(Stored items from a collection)
•••••

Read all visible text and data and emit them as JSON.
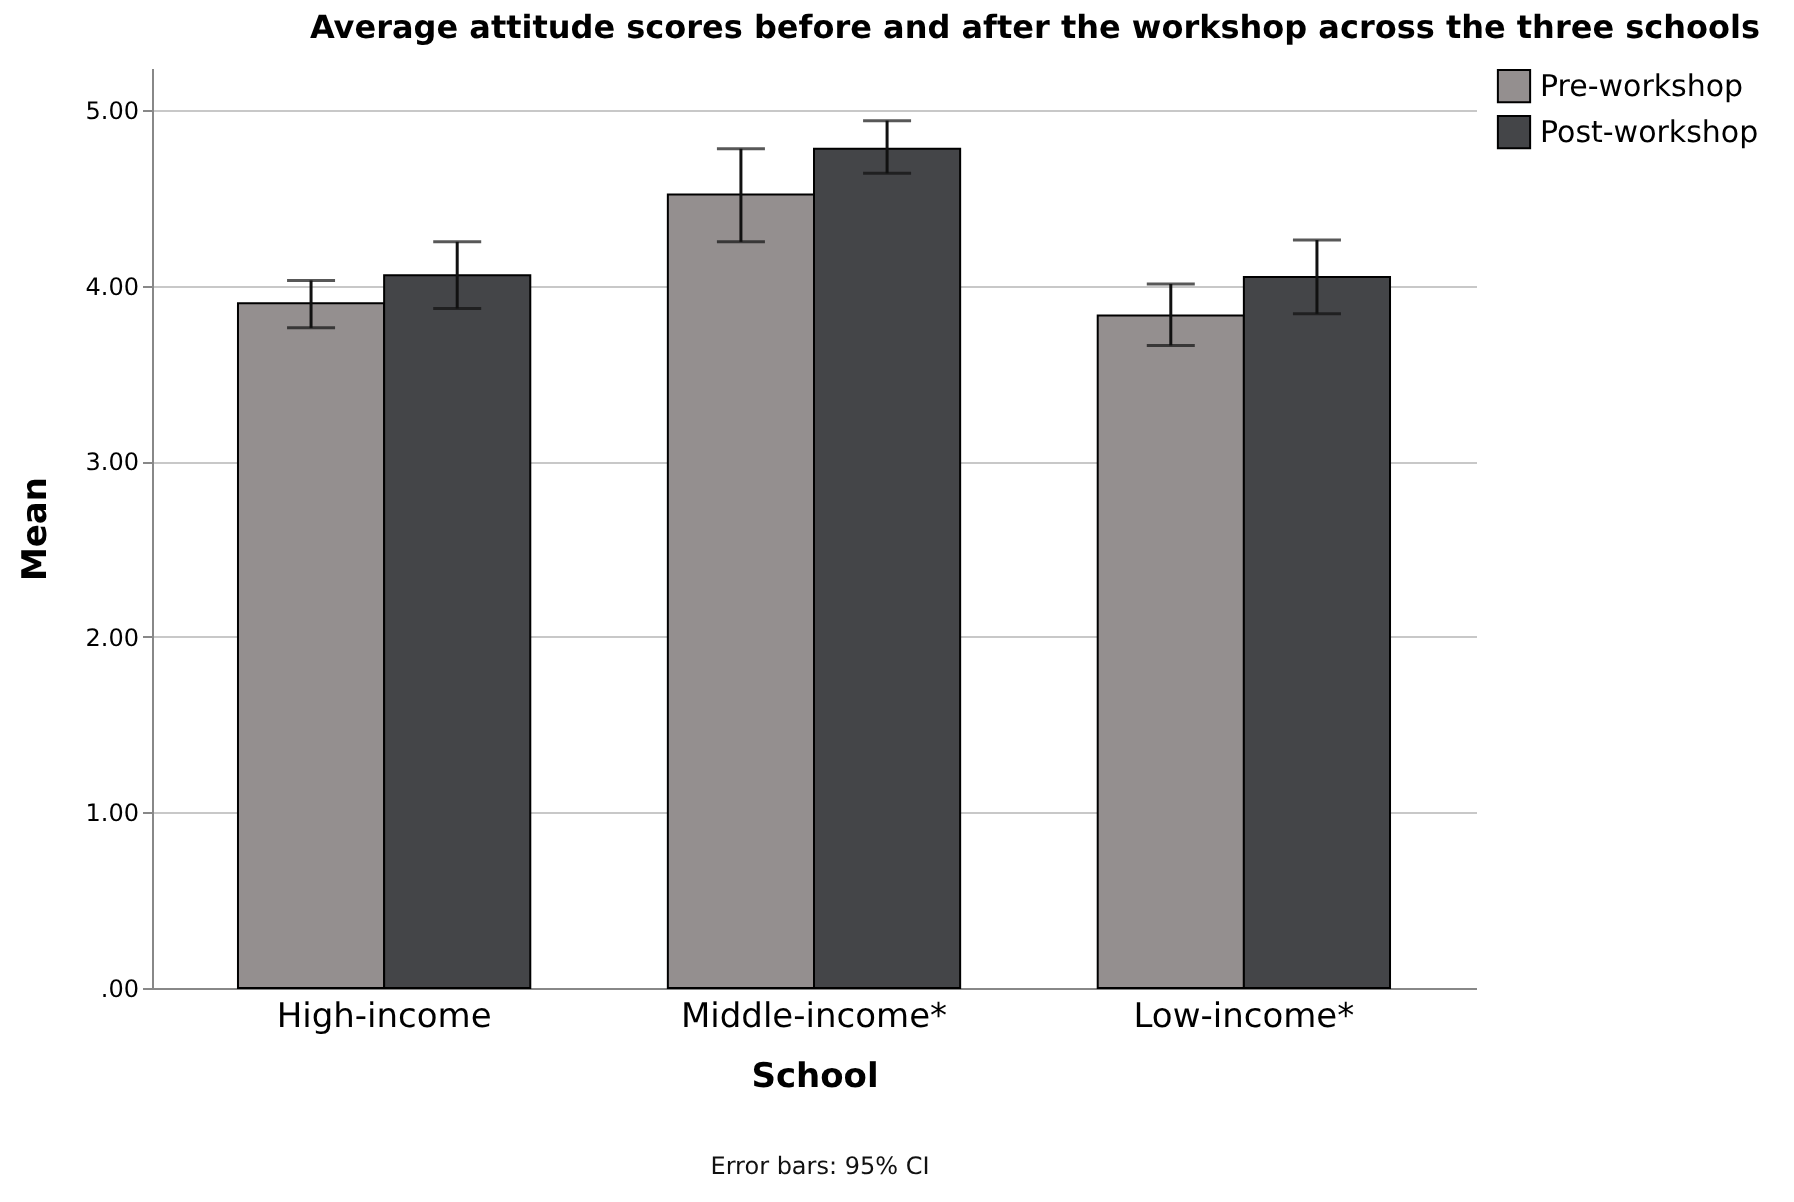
{
  "chart_data": {
    "type": "bar",
    "title": "Average attitude scores before and after the workshop across the three schools",
    "xlabel": "School",
    "ylabel": "Mean",
    "categories": [
      "High-income",
      "Middle-income*",
      "Low-income*"
    ],
    "series": [
      {
        "name": "Pre-workshop",
        "color": "#948f8f",
        "values": [
          3.9,
          4.52,
          3.83
        ],
        "errors": [
          [
            3.76,
            4.03
          ],
          [
            4.25,
            4.78
          ],
          [
            3.66,
            4.01
          ]
        ]
      },
      {
        "name": "Post-workshop",
        "color": "#444548",
        "values": [
          4.06,
          4.78,
          4.05
        ],
        "errors": [
          [
            3.87,
            4.25
          ],
          [
            4.64,
            4.94
          ],
          [
            3.84,
            4.26
          ]
        ]
      }
    ],
    "ylim": [
      0,
      5.24
    ],
    "yticks": [
      {
        "value": 0,
        "label": ".00"
      },
      {
        "value": 1,
        "label": "1.00"
      },
      {
        "value": 2,
        "label": "2.00"
      },
      {
        "value": 3,
        "label": "3.00"
      },
      {
        "value": 4,
        "label": "4.00"
      },
      {
        "value": 5,
        "label": "5.00"
      }
    ],
    "grid": "y",
    "legend": "top right",
    "annotations": [
      "Error bars: 95% CI"
    ]
  }
}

•••••

**WHAT YOU ARE ASKED TO DO:**
Where a line holds "name", copy that line.

**SOLVED PROBLEM:**
        "name": "Pre-workshop",
        "name": "Post-workshop",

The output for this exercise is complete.